>> begin Data for the task
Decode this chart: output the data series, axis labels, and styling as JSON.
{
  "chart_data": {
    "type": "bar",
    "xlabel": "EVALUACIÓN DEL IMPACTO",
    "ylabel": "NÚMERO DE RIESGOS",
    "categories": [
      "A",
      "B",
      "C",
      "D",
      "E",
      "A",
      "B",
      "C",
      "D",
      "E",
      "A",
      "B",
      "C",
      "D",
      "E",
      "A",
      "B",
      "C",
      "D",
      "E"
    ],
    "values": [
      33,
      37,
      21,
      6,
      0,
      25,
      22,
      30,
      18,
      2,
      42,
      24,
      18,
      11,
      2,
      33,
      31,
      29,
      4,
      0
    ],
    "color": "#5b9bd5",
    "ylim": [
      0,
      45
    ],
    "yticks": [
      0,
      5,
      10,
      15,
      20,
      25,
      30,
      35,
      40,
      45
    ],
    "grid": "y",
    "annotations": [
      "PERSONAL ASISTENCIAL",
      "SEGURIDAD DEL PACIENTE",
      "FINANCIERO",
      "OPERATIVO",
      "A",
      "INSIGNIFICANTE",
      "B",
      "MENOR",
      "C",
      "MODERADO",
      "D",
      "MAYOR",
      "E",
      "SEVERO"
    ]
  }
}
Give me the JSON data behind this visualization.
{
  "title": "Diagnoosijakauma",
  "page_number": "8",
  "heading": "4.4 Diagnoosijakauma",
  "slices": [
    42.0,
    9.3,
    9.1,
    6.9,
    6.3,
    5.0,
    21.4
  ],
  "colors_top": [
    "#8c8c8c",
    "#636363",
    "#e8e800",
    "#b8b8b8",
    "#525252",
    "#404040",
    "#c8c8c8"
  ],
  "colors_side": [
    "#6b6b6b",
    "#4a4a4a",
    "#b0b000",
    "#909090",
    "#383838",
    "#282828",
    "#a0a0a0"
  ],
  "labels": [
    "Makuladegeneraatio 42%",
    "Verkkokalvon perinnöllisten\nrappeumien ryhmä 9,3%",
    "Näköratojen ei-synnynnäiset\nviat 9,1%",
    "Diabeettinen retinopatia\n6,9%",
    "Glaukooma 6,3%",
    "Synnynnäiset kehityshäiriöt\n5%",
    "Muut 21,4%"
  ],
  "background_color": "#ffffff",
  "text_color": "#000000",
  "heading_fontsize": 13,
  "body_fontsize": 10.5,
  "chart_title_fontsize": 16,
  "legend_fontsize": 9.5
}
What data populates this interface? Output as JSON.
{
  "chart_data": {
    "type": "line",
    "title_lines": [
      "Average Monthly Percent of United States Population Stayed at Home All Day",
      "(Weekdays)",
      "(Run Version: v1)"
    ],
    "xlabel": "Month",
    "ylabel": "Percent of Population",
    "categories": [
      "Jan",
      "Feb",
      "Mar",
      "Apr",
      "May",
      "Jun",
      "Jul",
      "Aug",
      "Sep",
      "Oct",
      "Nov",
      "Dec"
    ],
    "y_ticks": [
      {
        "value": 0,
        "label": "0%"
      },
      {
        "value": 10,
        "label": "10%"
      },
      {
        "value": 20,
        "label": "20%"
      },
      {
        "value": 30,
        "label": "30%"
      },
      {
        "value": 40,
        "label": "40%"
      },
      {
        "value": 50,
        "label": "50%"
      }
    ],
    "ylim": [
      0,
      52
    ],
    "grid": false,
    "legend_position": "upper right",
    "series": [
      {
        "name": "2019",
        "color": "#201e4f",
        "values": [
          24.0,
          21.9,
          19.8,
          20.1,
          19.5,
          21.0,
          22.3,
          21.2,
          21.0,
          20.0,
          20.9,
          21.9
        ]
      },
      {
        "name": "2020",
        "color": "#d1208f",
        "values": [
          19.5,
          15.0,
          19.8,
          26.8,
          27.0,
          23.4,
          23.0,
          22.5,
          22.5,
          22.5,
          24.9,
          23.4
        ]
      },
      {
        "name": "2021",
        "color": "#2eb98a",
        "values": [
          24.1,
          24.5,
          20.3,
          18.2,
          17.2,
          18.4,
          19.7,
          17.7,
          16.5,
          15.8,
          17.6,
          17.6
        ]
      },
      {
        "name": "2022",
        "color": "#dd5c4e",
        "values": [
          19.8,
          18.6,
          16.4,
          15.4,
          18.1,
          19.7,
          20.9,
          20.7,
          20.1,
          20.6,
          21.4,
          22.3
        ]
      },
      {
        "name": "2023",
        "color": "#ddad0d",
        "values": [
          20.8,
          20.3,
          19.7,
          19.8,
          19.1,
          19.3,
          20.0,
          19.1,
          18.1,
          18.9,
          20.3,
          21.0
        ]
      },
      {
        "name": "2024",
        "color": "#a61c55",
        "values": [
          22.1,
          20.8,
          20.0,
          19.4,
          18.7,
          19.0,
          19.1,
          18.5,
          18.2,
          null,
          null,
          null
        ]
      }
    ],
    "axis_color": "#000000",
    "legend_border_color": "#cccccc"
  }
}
>> end Data for the task
Work instructions :: Find every line that includes the string "JSON". Report how many there are and nothing else.

Response below :: 3